**What needs to be done:** Exactly reproduce the lines that follow.

[Extracted data entries]

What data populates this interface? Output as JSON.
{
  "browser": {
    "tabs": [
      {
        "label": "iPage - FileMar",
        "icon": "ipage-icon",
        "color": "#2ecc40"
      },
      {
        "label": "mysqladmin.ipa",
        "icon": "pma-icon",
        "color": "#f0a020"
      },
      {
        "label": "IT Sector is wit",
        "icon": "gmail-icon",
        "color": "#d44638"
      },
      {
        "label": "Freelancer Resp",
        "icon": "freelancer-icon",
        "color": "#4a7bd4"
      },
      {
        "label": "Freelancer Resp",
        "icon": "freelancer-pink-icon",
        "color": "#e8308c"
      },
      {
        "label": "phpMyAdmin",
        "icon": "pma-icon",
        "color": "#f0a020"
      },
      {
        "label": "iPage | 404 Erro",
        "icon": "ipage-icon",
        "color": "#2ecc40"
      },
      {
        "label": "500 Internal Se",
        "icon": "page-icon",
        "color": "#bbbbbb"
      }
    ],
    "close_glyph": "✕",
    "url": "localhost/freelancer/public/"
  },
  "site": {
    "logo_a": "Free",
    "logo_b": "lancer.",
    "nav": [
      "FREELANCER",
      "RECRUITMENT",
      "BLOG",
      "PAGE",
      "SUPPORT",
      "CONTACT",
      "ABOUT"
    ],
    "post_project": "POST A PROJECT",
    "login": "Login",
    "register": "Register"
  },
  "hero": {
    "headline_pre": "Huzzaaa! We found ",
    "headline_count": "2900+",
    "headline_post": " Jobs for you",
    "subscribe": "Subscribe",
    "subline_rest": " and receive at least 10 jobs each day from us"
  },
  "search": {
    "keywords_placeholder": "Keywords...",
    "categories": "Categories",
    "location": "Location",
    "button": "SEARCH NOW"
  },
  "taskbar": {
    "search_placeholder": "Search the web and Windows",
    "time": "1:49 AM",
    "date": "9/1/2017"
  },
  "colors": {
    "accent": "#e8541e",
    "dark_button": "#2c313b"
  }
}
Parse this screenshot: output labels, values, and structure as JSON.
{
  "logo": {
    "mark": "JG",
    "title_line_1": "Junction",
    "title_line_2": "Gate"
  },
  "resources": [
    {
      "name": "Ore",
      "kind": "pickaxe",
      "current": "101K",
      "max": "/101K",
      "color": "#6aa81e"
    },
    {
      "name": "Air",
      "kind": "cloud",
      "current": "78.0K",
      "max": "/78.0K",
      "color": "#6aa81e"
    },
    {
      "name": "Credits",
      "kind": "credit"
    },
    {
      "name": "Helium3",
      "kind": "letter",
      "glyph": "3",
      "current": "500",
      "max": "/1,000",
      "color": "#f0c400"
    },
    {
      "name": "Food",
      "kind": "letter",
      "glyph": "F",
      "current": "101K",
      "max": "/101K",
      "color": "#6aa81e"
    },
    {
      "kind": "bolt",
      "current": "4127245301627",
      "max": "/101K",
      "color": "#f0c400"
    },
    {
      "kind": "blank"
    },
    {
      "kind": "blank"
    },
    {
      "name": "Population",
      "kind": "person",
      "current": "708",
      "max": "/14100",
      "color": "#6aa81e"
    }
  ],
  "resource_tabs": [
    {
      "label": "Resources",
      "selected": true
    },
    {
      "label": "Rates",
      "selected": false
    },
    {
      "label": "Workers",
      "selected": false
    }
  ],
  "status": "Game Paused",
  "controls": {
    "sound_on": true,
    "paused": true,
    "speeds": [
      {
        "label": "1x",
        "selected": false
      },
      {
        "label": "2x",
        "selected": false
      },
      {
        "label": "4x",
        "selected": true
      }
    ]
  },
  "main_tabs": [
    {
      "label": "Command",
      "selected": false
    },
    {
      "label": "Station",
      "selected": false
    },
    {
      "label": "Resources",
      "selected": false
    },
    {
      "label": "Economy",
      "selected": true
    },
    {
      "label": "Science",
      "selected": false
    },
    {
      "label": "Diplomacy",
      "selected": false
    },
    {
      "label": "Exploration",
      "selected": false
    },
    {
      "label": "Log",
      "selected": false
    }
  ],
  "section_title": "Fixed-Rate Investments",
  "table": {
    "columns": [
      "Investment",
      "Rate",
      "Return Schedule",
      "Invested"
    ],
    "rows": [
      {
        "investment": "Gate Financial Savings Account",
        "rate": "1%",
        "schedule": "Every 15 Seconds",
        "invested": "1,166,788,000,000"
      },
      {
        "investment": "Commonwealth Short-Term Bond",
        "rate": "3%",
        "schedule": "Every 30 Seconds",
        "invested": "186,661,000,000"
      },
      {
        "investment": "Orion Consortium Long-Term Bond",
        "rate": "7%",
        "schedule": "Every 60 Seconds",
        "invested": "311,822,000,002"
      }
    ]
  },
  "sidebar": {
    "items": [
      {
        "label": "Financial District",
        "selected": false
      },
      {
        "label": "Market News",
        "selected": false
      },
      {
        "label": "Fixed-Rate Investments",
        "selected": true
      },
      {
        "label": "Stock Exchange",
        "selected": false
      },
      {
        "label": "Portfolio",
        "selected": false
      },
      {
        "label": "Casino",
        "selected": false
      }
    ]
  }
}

**Worked answer:**
What data populates this interface? Output as JSON.
{
  "browser": {
    "tabs": [
      {
        "label": "iPage - FileMar",
        "icon": "ipage-icon",
        "color": "#2ecc40"
      },
      {
        "label": "mysqladmin.ipa",
        "icon": "pma-icon",
        "color": "#f0a020"
      },
      {
        "label": "IT Sector is wit",
        "icon": "gmail-icon",
        "color": "#d44638"
      },
      {
        "label": "Freelancer Resp",
        "icon": "freelancer-icon",
        "color": "#4a7bd4"
      },
      {
        "label": "Freelancer Resp",
        "icon": "freelancer-pink-icon",
        "color": "#e8308c"
      },
      {
        "label": "phpMyAdmin",
        "icon": "pma-icon",
        "color": "#f0a020"
      },
      {
        "label": "iPage | 404 Erro",
        "icon": "ipage-icon",
        "color": "#2ecc40"
      },
      {
        "label": "500 Internal Se",
        "icon": "page-icon",
        "color": "#bbbbbb"
      }
    ],
    "close_glyph": "✕",
    "url": "localhost/freelancer/public/"
  },
  "site": {
    "logo_a": "Free",
    "logo_b": "lancer.",
    "nav": [
      "FREELANCER",
      "RECRUITMENT",
      "BLOG",
      "PAGE",
      "SUPPORT",
      "CONTACT",
      "ABOUT"
    ],
    "post_project": "POST A PROJECT",
    "login": "Login",
    "register": "Register"
  },
  "hero": {
    "headline_pre": "Huzzaaa! We found ",
    "headline_count": "2900+",
    "headline_post": " Jobs for you",
    "subscribe": "Subscribe",
    "subline_rest": " and receive at least 10 jobs each day from us"
  },
  "search": {
    "keywords_placeholder": "Keywords...",
    "categories": "Categories",
    "location": "Location",
    "button": "SEARCH NOW"
  },
  "taskbar": {
    "search_placeholder": "Search the web and Windows",
    "time": "1:49 AM",
    "date": "9/1/2017"
  },
  "colors": {
    "accent": "#e8541e",
    "dark_button": "#2c313b"
  }
}
Parse this screenshot: output labels, values, and structure as JSON.
{
  "logo": {
    "mark": "JG",
    "title_line_1": "Junction",
    "title_line_2": "Gate"
  },
  "resources": [
    {
      "name": "Ore",
      "kind": "pickaxe",
      "current": "101K",
      "max": "/101K",
      "color": "#6aa81e"
    },
    {
      "name": "Air",
      "kind": "cloud",
      "current": "78.0K",
      "max": "/78.0K",
      "color": "#6aa81e"
    },
    {
      "name": "Credits",
      "kind": "credit"
    },
    {
      "name": "Helium3",
      "kind": "letter",
      "glyph": "3",
      "current": "500",
      "max": "/1,000",
      "color": "#f0c400"
    },
    {
      "name": "Food",
      "kind": "letter",
      "glyph": "F",
      "current": "101K",
      "max": "/101K",
      "color": "#6aa81e"
    },
    {
      "kind": "bolt",
      "current": "4127245301627",
      "max": "/101K",
      "color": "#f0c400"
    },
    {
      "kind": "blank"
    },
    {
      "kind": "blank"
    },
    {
      "name": "Population",
      "kind": "person",
      "current": "708",
      "max": "/14100",
      "color": "#6aa81e"
    }
  ],
  "resource_tabs": [
    {
      "label": "Resources",
      "selected": true
    },
    {
      "label": "Rates",
      "selected": false
    },
    {
      "label": "Workers",
      "selected": false
    }
  ],
  "status": "Game Paused",
  "controls": {
    "sound_on": true,
    "paused": true,
    "speeds": [
      {
        "label": "1x",
        "selected": false
      },
      {
        "label": "2x",
        "selected": false
      },
      {
        "label": "4x",
        "selected": true
      }
    ]
  },
  "main_tabs": [
    {
      "label": "Command",
      "selected": false
    },
    {
      "label": "Station",
      "selected": false
    },
    {
      "label": "Resources",
      "selected": false
    },
    {
      "label": "Economy",
      "selected": true
    },
    {
      "label": "Science",
      "selected": false
    },
    {
      "label": "Diplomacy",
      "selected": false
    },
    {
      "label": "Exploration",
      "selected": false
    },
    {
      "label": "Log",
      "selected": false
    }
  ],
  "section_title": "Fixed-Rate Investments",
  "table": {
    "columns": [
      "Investment",
      "Rate",
      "Return Schedule",
      "Invested"
    ],
    "rows": [
      {
        "investment": "Gate Financial Savings Account",
        "rate": "1%",
        "schedule": "Every 15 Seconds",
        "invested": "1,166,788,000,000"
      },
      {
        "investment": "Commonwealth Short-Term Bond",
        "rate": "3%",
        "schedule": "Every 30 Seconds",
        "invested": "186,661,000,000"
      },
      {
        "investment": "Orion Consortium Long-Term Bond",
        "rate": "7%",
        "schedule": "Every 60 Seconds",
        "invested": "311,822,000,002"
      }
    ]
  },
  "sidebar": {
    "items": [
      {
        "label": "Financial District",
        "selected": false
      },
      {
        "label": "Market News",
        "selected": false
      },
      {
        "label": "Fixed-Rate Investments",
        "selected": true
      },
      {
        "label": "Stock Exchange",
        "selected": false
      },
      {
        "label": "Portfolio",
        "selected": false
      },
      {
        "label": "Casino",
        "selected": false
      }
    ]
  }
}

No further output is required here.